Aim of the exercise
Reproduce the listing below in its entirety. Change nothing.

BEGIN Given records

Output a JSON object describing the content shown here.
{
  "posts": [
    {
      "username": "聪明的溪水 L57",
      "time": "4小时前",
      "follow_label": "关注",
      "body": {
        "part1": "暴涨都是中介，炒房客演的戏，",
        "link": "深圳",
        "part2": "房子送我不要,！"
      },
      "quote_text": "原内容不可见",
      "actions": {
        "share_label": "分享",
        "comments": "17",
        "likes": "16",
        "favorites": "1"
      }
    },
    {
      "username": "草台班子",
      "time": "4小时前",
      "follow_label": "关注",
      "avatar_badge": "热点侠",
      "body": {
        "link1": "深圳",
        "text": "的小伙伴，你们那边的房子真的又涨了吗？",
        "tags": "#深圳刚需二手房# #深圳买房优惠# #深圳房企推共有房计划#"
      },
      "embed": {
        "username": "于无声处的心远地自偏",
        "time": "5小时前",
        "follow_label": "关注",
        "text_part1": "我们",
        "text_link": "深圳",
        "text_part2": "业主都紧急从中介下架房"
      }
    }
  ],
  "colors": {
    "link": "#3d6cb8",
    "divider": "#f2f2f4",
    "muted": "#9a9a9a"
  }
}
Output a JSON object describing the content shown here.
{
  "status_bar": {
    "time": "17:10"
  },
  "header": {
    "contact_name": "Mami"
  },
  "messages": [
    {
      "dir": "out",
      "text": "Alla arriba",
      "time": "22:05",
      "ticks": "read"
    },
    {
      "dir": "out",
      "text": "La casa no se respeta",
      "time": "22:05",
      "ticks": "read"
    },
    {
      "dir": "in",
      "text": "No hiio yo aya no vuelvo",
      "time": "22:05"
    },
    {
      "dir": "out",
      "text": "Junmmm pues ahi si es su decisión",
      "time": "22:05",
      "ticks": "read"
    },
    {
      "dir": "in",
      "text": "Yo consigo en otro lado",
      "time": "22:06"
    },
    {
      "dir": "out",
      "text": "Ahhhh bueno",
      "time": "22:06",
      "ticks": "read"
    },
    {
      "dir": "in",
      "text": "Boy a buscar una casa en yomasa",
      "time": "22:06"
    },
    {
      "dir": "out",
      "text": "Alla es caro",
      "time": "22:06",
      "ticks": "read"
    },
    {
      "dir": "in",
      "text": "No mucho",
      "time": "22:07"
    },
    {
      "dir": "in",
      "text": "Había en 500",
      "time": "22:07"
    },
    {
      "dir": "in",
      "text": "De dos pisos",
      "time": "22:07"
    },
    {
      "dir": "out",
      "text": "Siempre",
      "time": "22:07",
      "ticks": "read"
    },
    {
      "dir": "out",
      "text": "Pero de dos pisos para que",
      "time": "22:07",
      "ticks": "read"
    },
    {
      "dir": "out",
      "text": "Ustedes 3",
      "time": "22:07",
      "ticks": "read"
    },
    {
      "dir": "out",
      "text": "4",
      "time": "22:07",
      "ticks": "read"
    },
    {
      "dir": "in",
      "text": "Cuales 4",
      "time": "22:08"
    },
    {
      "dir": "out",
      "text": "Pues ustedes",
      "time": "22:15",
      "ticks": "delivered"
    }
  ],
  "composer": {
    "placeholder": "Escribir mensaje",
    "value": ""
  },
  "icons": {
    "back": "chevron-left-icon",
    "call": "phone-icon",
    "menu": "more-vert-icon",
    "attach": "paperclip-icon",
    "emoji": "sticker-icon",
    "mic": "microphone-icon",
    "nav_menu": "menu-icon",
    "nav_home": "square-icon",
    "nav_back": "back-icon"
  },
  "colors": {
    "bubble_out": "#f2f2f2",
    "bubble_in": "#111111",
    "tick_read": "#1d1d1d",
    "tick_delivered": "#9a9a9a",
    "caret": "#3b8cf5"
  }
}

END Given records

Problem solution
Output a JSON object describing the content shown here.
{
  "posts": [
    {
      "username": "聪明的溪水 L57",
      "time": "4小时前",
      "follow_label": "关注",
      "body": {
        "part1": "暴涨都是中介，炒房客演的戏，",
        "link": "深圳",
        "part2": "房子送我不要,！"
      },
      "quote_text": "原内容不可见",
      "actions": {
        "share_label": "分享",
        "comments": "17",
        "likes": "16",
        "favorites": "1"
      }
    },
    {
      "username": "草台班子",
      "time": "4小时前",
      "follow_label": "关注",
      "avatar_badge": "热点侠",
      "body": {
        "link1": "深圳",
        "text": "的小伙伴，你们那边的房子真的又涨了吗？",
        "tags": "#深圳刚需二手房# #深圳买房优惠# #深圳房企推共有房计划#"
      },
      "embed": {
        "username": "于无声处的心远地自偏",
        "time": "5小时前",
        "follow_label": "关注",
        "text_part1": "我们",
        "text_link": "深圳",
        "text_part2": "业主都紧急从中介下架房"
      }
    }
  ],
  "colors": {
    "link": "#3d6cb8",
    "divider": "#f2f2f4",
    "muted": "#9a9a9a"
  }
}
Output a JSON object describing the content shown here.
{
  "status_bar": {
    "time": "17:10"
  },
  "header": {
    "contact_name": "Mami"
  },
  "messages": [
    {
      "dir": "out",
      "text": "Alla arriba",
      "time": "22:05",
      "ticks": "read"
    },
    {
      "dir": "out",
      "text": "La casa no se respeta",
      "time": "22:05",
      "ticks": "read"
    },
    {
      "dir": "in",
      "text": "No hiio yo aya no vuelvo",
      "time": "22:05"
    },
    {
      "dir": "out",
      "text": "Junmmm pues ahi si es su decisión",
      "time": "22:05",
      "ticks": "read"
    },
    {
      "dir": "in",
      "text": "Yo consigo en otro lado",
      "time": "22:06"
    },
    {
      "dir": "out",
      "text": "Ahhhh bueno",
      "time": "22:06",
      "ticks": "read"
    },
    {
      "dir": "in",
      "text": "Boy a buscar una casa en yomasa",
      "time": "22:06"
    },
    {
      "dir": "out",
      "text": "Alla es caro",
      "time": "22:06",
      "ticks": "read"
    },
    {
      "dir": "in",
      "text": "No mucho",
      "time": "22:07"
    },
    {
      "dir": "in",
      "text": "Había en 500",
      "time": "22:07"
    },
    {
      "dir": "in",
      "text": "De dos pisos",
      "time": "22:07"
    },
    {
      "dir": "out",
      "text": "Siempre",
      "time": "22:07",
      "ticks": "read"
    },
    {
      "dir": "out",
      "text": "Pero de dos pisos para que",
      "time": "22:07",
      "ticks": "read"
    },
    {
      "dir": "out",
      "text": "Ustedes 3",
      "time": "22:07",
      "ticks": "read"
    },
    {
      "dir": "out",
      "text": "4",
      "time": "22:07",
      "ticks": "read"
    },
    {
      "dir": "in",
      "text": "Cuales 4",
      "time": "22:08"
    },
    {
      "dir": "out",
      "text": "Pues ustedes",
      "time": "22:15",
      "ticks": "delivered"
    }
  ],
  "composer": {
    "placeholder": "Escribir mensaje",
    "value": ""
  },
  "icons": {
    "back": "chevron-left-icon",
    "call": "phone-icon",
    "menu": "more-vert-icon",
    "attach": "paperclip-icon",
    "emoji": "sticker-icon",
    "mic": "microphone-icon",
    "nav_menu": "menu-icon",
    "nav_home": "square-icon",
    "nav_back": "back-icon"
  },
  "colors": {
    "bubble_out": "#f2f2f2",
    "bubble_in": "#111111",
    "tick_read": "#1d1d1d",
    "tick_delivered": "#9a9a9a",
    "caret": "#3b8cf5"
  }
}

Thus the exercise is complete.